# [Task instructions]
Gather each line of the records where "Extensions" appears.

# [Provided information]
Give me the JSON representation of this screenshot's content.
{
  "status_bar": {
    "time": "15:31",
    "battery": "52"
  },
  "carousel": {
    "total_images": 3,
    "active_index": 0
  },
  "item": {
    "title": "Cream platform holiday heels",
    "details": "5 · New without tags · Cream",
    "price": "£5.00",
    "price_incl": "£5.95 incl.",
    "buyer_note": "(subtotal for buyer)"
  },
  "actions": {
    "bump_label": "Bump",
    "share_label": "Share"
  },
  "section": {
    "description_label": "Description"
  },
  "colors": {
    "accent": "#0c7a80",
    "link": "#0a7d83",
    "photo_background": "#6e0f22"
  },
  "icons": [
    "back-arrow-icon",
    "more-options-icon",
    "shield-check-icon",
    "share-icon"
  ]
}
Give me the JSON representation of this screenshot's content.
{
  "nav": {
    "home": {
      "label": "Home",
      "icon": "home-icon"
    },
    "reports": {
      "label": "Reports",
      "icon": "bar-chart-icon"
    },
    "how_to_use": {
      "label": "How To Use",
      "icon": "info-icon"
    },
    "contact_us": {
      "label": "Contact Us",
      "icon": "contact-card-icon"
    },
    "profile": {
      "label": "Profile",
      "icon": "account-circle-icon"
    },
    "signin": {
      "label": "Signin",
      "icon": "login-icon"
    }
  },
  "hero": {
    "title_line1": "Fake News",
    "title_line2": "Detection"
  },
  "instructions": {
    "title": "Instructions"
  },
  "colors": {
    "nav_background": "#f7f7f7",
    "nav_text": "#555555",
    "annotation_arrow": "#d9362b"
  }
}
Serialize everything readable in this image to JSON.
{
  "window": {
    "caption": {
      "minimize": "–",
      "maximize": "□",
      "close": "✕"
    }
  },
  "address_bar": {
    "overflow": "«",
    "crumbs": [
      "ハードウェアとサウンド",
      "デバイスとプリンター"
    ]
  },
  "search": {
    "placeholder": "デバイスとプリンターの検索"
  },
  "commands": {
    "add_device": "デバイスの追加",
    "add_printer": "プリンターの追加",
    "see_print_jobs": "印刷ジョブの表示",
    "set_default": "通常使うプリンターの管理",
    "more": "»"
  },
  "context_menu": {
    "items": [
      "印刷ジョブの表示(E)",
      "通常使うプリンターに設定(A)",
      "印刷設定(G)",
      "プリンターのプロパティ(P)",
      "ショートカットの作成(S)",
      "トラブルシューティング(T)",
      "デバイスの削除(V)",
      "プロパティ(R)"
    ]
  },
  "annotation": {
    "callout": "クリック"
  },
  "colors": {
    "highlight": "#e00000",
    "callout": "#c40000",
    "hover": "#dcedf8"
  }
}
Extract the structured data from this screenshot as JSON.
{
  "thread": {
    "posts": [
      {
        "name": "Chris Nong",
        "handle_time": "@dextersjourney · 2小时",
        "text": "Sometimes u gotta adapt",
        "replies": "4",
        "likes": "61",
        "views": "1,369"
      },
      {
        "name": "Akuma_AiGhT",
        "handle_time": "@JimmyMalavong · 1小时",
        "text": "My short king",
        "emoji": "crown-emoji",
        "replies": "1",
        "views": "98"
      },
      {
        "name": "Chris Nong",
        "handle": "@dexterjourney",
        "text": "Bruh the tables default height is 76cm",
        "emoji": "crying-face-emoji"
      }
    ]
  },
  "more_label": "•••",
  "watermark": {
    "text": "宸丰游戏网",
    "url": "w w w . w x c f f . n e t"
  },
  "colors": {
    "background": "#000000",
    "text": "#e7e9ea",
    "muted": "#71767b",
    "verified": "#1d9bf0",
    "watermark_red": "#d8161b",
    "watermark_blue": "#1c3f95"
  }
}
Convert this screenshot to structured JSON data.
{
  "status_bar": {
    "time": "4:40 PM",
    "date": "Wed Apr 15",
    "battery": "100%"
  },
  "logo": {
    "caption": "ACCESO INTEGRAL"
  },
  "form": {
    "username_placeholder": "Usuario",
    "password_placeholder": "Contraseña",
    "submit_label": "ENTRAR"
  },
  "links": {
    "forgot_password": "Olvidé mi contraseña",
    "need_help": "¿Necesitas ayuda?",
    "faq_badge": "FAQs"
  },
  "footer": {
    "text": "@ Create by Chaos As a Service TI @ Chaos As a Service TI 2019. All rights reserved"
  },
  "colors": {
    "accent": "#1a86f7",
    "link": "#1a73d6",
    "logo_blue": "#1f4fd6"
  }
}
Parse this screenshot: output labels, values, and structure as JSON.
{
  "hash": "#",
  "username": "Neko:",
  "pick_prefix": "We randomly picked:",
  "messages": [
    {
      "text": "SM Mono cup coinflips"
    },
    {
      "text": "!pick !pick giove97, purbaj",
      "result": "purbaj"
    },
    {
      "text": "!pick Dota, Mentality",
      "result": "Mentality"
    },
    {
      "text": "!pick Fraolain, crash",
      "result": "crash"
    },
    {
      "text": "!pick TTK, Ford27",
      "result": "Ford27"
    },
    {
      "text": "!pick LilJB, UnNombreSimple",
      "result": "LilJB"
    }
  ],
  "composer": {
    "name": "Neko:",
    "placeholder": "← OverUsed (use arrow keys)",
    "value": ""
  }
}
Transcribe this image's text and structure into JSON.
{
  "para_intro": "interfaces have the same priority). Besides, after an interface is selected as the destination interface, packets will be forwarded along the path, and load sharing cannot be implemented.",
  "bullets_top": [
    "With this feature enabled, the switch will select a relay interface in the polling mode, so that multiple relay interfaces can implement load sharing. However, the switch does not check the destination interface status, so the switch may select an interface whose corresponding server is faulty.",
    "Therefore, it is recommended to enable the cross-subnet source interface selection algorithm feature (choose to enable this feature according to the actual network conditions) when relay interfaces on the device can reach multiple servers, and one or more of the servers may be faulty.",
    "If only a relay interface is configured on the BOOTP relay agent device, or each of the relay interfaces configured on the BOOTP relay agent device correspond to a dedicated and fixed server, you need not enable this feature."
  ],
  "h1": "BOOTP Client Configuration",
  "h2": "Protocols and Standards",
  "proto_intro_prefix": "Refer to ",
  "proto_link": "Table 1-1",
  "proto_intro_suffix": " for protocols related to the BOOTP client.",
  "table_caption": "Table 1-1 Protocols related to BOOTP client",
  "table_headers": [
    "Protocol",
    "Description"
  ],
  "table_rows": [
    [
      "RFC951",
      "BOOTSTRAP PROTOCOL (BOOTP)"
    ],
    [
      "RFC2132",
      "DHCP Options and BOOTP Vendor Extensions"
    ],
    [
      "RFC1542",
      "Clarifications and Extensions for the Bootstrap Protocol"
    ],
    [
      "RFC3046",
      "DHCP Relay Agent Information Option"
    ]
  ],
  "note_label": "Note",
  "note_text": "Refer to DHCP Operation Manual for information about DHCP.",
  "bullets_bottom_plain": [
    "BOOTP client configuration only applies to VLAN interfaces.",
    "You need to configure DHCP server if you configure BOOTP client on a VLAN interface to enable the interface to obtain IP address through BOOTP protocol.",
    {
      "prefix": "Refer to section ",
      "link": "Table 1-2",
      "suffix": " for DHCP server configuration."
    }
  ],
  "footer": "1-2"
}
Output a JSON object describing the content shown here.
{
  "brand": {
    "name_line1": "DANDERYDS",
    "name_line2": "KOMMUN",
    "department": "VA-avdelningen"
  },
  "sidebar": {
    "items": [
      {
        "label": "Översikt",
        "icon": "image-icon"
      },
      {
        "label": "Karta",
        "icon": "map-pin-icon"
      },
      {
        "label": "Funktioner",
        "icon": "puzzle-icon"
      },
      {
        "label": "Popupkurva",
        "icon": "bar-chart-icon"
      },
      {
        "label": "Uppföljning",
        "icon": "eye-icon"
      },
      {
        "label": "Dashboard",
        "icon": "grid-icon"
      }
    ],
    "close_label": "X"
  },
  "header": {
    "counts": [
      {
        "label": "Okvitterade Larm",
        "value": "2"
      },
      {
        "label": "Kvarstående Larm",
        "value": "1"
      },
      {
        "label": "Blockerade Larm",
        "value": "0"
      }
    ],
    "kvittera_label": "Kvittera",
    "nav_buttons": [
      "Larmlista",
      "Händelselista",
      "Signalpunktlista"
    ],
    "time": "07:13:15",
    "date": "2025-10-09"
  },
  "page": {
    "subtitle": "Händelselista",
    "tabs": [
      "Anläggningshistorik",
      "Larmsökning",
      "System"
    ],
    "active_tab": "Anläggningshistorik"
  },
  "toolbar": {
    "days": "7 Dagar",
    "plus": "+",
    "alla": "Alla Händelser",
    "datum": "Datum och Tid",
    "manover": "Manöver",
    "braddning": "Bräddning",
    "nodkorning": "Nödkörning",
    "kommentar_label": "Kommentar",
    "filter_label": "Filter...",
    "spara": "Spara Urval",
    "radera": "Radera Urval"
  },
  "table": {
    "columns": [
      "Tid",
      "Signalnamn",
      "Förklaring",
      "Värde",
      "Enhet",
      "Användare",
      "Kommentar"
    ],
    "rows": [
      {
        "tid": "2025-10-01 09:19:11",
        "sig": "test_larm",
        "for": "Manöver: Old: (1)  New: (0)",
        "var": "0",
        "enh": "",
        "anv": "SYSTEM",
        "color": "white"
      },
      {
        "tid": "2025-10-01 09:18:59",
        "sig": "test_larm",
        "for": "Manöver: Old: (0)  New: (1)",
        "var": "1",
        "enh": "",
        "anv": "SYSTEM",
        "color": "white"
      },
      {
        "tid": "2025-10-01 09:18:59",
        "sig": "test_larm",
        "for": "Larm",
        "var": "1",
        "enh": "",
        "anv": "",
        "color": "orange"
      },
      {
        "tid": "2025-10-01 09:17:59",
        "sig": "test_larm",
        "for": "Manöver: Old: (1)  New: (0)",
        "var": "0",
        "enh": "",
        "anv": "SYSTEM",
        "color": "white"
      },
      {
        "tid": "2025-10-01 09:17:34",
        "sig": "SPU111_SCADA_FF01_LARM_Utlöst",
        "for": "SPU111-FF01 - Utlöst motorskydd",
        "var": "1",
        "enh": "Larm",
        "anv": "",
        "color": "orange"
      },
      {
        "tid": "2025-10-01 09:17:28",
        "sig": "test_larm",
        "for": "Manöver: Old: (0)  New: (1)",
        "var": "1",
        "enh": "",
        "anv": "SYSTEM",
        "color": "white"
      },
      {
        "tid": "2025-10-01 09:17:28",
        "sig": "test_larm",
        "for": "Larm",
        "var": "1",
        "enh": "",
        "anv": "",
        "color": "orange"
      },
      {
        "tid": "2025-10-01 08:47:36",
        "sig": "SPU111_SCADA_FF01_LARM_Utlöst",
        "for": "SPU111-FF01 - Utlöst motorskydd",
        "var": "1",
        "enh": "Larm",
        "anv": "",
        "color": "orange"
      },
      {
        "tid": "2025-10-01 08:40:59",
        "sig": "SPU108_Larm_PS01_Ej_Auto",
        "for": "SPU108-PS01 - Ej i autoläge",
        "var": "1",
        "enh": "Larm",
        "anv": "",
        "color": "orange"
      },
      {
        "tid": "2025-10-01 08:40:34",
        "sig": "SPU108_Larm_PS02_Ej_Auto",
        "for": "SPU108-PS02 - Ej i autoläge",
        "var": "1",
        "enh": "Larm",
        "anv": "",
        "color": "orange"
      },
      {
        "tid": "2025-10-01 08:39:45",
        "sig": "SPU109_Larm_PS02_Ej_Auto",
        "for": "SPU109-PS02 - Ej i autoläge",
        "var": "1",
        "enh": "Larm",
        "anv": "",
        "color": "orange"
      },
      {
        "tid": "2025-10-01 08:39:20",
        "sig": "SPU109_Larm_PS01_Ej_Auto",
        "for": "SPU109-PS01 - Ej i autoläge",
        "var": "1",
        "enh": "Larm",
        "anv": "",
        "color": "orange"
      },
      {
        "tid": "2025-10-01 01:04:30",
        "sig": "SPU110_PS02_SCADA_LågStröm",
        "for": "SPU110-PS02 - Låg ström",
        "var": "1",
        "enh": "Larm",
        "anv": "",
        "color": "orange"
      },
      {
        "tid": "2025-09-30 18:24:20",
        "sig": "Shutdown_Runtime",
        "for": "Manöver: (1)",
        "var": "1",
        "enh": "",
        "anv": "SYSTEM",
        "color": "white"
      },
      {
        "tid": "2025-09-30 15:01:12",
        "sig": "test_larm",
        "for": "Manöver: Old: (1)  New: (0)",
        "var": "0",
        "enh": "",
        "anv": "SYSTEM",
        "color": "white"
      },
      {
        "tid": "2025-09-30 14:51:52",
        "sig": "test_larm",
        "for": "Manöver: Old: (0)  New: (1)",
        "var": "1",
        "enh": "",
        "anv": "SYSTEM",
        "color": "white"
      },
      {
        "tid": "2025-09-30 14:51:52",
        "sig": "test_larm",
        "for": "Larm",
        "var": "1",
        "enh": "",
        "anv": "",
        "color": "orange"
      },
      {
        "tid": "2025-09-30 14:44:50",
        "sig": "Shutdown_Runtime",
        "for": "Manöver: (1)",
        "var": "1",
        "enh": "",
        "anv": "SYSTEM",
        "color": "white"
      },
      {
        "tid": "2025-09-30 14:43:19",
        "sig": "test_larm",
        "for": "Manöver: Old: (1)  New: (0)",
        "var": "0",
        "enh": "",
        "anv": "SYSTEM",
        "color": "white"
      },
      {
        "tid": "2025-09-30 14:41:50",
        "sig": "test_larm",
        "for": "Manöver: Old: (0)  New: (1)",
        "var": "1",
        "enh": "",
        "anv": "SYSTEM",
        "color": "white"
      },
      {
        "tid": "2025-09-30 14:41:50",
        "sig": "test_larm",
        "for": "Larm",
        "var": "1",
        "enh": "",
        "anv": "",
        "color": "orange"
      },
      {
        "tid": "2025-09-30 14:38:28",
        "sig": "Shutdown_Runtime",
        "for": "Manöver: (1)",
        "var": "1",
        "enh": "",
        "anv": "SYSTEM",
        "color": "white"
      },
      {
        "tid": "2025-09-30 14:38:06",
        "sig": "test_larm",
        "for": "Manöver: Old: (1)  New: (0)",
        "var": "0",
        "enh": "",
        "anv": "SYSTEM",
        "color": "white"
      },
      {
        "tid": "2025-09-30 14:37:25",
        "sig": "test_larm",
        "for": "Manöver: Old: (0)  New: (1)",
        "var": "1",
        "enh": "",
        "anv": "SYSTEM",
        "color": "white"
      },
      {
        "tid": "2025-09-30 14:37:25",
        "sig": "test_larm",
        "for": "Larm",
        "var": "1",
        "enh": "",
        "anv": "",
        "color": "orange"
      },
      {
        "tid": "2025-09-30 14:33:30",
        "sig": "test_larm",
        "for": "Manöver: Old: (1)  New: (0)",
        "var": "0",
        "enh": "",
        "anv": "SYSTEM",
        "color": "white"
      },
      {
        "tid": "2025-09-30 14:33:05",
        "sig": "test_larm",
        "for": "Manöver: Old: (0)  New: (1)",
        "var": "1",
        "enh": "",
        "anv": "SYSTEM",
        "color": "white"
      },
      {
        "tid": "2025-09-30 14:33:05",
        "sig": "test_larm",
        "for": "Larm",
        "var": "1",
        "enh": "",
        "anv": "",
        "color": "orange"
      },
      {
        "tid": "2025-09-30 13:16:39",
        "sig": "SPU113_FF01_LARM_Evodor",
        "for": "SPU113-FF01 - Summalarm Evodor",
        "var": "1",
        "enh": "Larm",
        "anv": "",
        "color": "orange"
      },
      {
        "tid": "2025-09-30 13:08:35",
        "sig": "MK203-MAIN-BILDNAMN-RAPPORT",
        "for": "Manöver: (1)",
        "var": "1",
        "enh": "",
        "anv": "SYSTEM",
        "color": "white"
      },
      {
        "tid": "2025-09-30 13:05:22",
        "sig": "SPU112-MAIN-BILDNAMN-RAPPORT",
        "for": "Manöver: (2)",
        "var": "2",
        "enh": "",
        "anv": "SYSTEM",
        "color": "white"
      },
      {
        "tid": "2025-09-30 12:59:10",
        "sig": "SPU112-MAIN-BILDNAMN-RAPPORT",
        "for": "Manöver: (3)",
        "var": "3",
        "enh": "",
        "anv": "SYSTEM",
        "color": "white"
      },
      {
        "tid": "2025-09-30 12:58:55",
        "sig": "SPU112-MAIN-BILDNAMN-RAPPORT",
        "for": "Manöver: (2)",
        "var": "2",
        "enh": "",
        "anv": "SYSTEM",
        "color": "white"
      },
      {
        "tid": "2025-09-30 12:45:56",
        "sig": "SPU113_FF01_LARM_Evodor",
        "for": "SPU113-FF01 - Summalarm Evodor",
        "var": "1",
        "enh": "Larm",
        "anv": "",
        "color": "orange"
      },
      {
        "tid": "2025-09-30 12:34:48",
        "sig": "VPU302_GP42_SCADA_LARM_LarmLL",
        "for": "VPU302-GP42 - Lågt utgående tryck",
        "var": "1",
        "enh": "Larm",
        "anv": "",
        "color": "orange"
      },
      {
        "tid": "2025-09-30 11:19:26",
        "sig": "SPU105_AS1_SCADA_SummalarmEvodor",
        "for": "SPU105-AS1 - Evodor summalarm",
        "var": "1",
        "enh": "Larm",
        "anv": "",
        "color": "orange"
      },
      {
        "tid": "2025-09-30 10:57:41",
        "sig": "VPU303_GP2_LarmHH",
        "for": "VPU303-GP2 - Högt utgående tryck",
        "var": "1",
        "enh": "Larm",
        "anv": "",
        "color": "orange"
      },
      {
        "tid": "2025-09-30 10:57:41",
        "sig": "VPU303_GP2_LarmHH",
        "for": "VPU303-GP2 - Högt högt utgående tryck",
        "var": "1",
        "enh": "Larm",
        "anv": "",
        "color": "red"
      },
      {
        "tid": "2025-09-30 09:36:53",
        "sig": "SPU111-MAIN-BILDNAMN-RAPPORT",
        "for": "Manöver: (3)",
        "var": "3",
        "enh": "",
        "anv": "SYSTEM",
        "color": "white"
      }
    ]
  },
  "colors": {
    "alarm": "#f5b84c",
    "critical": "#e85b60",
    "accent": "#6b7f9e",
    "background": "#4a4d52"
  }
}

# [Output for this task]
      "DHCP Options and BOOTP Vendor Extensions"
      "Clarifications and Extensions for the Bootstrap Protocol"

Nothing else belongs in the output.